▸ **Directive**:
In full and without deviation, write out the entries that follow.

==*==

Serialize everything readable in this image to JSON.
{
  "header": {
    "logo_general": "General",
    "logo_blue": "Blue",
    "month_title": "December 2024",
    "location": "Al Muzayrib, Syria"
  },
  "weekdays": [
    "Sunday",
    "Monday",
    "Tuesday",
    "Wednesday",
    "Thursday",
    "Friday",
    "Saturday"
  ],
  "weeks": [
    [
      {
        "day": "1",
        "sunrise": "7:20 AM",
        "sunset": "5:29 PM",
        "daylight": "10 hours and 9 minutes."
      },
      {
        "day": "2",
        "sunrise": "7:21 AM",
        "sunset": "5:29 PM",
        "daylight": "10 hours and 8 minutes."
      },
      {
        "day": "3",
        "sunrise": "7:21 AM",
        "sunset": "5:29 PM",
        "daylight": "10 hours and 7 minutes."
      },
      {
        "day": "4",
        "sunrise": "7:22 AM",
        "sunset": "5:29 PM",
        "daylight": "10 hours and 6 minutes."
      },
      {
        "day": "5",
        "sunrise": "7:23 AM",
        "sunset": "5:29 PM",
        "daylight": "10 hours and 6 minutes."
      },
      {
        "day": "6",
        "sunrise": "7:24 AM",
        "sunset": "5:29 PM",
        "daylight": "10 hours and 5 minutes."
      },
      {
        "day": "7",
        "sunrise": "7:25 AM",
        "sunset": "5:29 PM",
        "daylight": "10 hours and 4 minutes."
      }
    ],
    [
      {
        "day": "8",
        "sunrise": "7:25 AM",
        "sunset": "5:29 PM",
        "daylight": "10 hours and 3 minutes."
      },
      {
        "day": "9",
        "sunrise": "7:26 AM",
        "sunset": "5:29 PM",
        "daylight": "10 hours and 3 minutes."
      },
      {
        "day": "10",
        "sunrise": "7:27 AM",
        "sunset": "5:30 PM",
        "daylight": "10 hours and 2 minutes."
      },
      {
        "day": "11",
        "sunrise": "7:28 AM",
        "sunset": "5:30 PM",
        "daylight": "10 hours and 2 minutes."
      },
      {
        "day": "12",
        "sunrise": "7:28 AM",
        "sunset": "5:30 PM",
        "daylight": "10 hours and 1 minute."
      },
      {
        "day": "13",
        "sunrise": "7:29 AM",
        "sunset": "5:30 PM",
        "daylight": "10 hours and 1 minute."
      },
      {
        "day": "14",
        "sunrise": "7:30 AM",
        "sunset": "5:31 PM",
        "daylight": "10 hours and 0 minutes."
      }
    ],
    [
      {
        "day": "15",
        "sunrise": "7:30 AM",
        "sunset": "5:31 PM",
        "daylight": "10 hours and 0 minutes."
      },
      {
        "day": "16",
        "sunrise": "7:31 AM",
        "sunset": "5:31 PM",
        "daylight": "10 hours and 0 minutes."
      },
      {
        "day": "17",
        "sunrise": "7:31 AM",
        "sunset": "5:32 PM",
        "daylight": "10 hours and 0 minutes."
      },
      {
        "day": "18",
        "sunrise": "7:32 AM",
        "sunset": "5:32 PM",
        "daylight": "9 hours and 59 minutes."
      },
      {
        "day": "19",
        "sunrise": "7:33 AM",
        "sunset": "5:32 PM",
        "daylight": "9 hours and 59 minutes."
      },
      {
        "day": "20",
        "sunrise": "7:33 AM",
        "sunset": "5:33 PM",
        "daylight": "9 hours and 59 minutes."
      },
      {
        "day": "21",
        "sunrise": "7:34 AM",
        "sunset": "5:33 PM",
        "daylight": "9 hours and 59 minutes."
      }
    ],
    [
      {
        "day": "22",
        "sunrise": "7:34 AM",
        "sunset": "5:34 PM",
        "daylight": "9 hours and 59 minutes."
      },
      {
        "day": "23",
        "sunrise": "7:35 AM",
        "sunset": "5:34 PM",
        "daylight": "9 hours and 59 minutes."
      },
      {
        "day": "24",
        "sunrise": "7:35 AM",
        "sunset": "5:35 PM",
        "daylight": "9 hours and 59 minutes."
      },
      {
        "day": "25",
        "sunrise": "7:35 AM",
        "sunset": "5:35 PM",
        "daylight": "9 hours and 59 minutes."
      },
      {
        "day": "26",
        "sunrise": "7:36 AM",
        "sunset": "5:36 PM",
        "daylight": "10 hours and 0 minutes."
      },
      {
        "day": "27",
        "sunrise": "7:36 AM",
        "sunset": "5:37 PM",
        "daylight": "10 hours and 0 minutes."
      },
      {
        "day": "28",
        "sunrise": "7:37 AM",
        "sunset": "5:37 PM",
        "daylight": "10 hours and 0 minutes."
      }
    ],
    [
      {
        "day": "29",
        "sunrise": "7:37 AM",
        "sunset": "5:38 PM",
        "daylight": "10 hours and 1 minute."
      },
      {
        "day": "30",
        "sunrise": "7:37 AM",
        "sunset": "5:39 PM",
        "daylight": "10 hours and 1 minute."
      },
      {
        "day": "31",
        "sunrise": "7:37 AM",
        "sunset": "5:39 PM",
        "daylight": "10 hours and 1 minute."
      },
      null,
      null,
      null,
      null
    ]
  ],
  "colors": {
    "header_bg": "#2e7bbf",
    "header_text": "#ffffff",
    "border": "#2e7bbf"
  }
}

==*==

▸ **The output**:
Serialize everything readable in this image to JSON.
{
  "header": {
    "logo_general": "General",
    "logo_blue": "Blue",
    "month_title": "December 2024",
    "location": "Al Muzayrib, Syria"
  },
  "weekdays": [
    "Sunday",
    "Monday",
    "Tuesday",
    "Wednesday",
    "Thursday",
    "Friday",
    "Saturday"
  ],
  "weeks": [
    [
      {
        "day": "1",
        "sunrise": "7:20 AM",
        "sunset": "5:29 PM",
        "daylight": "10 hours and 9 minutes."
      },
      {
        "day": "2",
        "sunrise": "7:21 AM",
        "sunset": "5:29 PM",
        "daylight": "10 hours and 8 minutes."
      },
      {
        "day": "3",
        "sunrise": "7:21 AM",
        "sunset": "5:29 PM",
        "daylight": "10 hours and 7 minutes."
      },
      {
        "day": "4",
        "sunrise": "7:22 AM",
        "sunset": "5:29 PM",
        "daylight": "10 hours and 6 minutes."
      },
      {
        "day": "5",
        "sunrise": "7:23 AM",
        "sunset": "5:29 PM",
        "daylight": "10 hours and 6 minutes."
      },
      {
        "day": "6",
        "sunrise": "7:24 AM",
        "sunset": "5:29 PM",
        "daylight": "10 hours and 5 minutes."
      },
      {
        "day": "7",
        "sunrise": "7:25 AM",
        "sunset": "5:29 PM",
        "daylight": "10 hours and 4 minutes."
      }
    ],
    [
      {
        "day": "8",
        "sunrise": "7:25 AM",
        "sunset": "5:29 PM",
        "daylight": "10 hours and 3 minutes."
      },
      {
        "day": "9",
        "sunrise": "7:26 AM",
        "sunset": "5:29 PM",
        "daylight": "10 hours and 3 minutes."
      },
      {
        "day": "10",
        "sunrise": "7:27 AM",
        "sunset": "5:30 PM",
        "daylight": "10 hours and 2 minutes."
      },
      {
        "day": "11",
        "sunrise": "7:28 AM",
        "sunset": "5:30 PM",
        "daylight": "10 hours and 2 minutes."
      },
      {
        "day": "12",
        "sunrise": "7:28 AM",
        "sunset": "5:30 PM",
        "daylight": "10 hours and 1 minute."
      },
      {
        "day": "13",
        "sunrise": "7:29 AM",
        "sunset": "5:30 PM",
        "daylight": "10 hours and 1 minute."
      },
      {
        "day": "14",
        "sunrise": "7:30 AM",
        "sunset": "5:31 PM",
        "daylight": "10 hours and 0 minutes."
      }
    ],
    [
      {
        "day": "15",
        "sunrise": "7:30 AM",
        "sunset": "5:31 PM",
        "daylight": "10 hours and 0 minutes."
      },
      {
        "day": "16",
        "sunrise": "7:31 AM",
        "sunset": "5:31 PM",
        "daylight": "10 hours and 0 minutes."
      },
      {
        "day": "17",
        "sunrise": "7:31 AM",
        "sunset": "5:32 PM",
        "daylight": "10 hours and 0 minutes."
      },
      {
        "day": "18",
        "sunrise": "7:32 AM",
        "sunset": "5:32 PM",
        "daylight": "9 hours and 59 minutes."
      },
      {
        "day": "19",
        "sunrise": "7:33 AM",
        "sunset": "5:32 PM",
        "daylight": "9 hours and 59 minutes."
      },
      {
        "day": "20",
        "sunrise": "7:33 AM",
        "sunset": "5:33 PM",
        "daylight": "9 hours and 59 minutes."
      },
      {
        "day": "21",
        "sunrise": "7:34 AM",
        "sunset": "5:33 PM",
        "daylight": "9 hours and 59 minutes."
      }
    ],
    [
      {
        "day": "22",
        "sunrise": "7:34 AM",
        "sunset": "5:34 PM",
        "daylight": "9 hours and 59 minutes."
      },
      {
        "day": "23",
        "sunrise": "7:35 AM",
        "sunset": "5:34 PM",
        "daylight": "9 hours and 59 minutes."
      },
      {
        "day": "24",
        "sunrise": "7:35 AM",
        "sunset": "5:35 PM",
        "daylight": "9 hours and 59 minutes."
      },
      {
        "day": "25",
        "sunrise": "7:35 AM",
        "sunset": "5:35 PM",
        "daylight": "9 hours and 59 minutes."
      },
      {
        "day": "26",
        "sunrise": "7:36 AM",
        "sunset": "5:36 PM",
        "daylight": "10 hours and 0 minutes."
      },
      {
        "day": "27",
        "sunrise": "7:36 AM",
        "sunset": "5:37 PM",
        "daylight": "10 hours and 0 minutes."
      },
      {
        "day": "28",
        "sunrise": "7:37 AM",
        "sunset": "5:37 PM",
        "daylight": "10 hours and 0 minutes."
      }
    ],
    [
      {
        "day": "29",
        "sunrise": "7:37 AM",
        "sunset": "5:38 PM",
        "daylight": "10 hours and 1 minute."
      },
      {
        "day": "30",
        "sunrise": "7:37 AM",
        "sunset": "5:39 PM",
        "daylight": "10 hours and 1 minute."
      },
      {
        "day": "31",
        "sunrise": "7:37 AM",
        "sunset": "5:39 PM",
        "daylight": "10 hours and 1 minute."
      },
      null,
      null,
      null,
      null
    ]
  ],
  "colors": {
    "header_bg": "#2e7bbf",
    "header_text": "#ffffff",
    "border": "#2e7bbf"
  }
}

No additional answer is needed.